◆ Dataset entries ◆

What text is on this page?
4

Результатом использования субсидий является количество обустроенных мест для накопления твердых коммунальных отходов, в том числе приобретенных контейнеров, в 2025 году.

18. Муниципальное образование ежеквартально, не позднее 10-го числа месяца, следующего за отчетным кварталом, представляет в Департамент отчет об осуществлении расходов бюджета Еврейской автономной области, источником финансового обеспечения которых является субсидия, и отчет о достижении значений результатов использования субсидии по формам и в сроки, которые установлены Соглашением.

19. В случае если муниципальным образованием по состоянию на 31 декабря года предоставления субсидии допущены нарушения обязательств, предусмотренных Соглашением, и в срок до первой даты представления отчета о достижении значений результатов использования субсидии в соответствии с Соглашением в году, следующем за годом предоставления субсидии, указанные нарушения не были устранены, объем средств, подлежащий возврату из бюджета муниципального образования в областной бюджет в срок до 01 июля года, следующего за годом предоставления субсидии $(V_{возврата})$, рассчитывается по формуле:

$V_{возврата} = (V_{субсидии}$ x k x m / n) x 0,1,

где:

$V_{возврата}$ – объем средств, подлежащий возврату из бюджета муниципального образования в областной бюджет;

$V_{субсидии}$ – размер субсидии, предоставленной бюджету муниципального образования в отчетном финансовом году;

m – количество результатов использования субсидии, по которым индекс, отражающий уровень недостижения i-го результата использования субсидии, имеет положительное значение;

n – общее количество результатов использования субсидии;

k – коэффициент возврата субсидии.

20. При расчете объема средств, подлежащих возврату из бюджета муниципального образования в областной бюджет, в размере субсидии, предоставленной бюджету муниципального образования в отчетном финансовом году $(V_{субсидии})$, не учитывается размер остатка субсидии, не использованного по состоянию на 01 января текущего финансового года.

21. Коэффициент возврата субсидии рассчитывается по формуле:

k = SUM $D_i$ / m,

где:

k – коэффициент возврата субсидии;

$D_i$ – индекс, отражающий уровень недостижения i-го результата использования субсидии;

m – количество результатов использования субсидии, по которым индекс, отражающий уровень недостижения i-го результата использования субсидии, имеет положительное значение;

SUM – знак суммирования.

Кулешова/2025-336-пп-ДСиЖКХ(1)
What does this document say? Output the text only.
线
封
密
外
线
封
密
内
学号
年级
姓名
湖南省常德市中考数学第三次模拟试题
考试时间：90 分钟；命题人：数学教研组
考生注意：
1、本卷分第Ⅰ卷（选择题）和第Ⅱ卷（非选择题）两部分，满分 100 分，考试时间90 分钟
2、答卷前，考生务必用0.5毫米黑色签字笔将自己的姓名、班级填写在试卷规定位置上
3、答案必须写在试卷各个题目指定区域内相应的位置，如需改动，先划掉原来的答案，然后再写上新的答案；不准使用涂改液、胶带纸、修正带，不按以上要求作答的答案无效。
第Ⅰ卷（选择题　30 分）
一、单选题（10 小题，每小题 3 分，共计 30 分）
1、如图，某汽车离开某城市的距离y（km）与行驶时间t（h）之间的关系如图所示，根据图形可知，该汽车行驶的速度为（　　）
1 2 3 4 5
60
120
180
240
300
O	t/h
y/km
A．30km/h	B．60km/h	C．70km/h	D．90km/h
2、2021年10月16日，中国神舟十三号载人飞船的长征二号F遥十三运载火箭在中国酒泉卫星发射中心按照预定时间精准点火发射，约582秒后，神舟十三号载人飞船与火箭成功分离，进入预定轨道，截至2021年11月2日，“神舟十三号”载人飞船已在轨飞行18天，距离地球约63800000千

◆ INSTRUCTIONS FOR THE TASK ◆
Repeat exactly the lines starting at the line with "What does this" and ending with the final line of the entries. Include nothing else.

◆ FINAL ANSWER ◆
What does this document say? Output the text only.
线
封
密
外
线
封
密
内
学号
年级
姓名
湖南省常德市中考数学第三次模拟试题
考试时间：90 分钟；命题人：数学教研组
考生注意：
1、本卷分第Ⅰ卷（选择题）和第Ⅱ卷（非选择题）两部分，满分 100 分，考试时间90 分钟
2、答卷前，考生务必用0.5毫米黑色签字笔将自己的姓名、班级填写在试卷规定位置上
3、答案必须写在试卷各个题目指定区域内相应的位置，如需改动，先划掉原来的答案，然后再写上新的答案；不准使用涂改液、胶带纸、修正带，不按以上要求作答的答案无效。
第Ⅰ卷（选择题　30 分）
一、单选题（10 小题，每小题 3 分，共计 30 分）
1、如图，某汽车离开某城市的距离y（km）与行驶时间t（h）之间的关系如图所示，根据图形可知，该汽车行驶的速度为（　　）
1 2 3 4 5
60
120
180
240
300
O	t/h
y/km
A．30km/h	B．60km/h	C．70km/h	D．90km/h
2、2021年10月16日，中国神舟十三号载人飞船的长征二号F遥十三运载火箭在中国酒泉卫星发射中心按照预定时间精准点火发射，约582秒后，神舟十三号载人飞船与火箭成功分离，进入预定轨道，截至2021年11月2日，“神舟十三号”载人飞船已在轨飞行18天，距离地球约63800000千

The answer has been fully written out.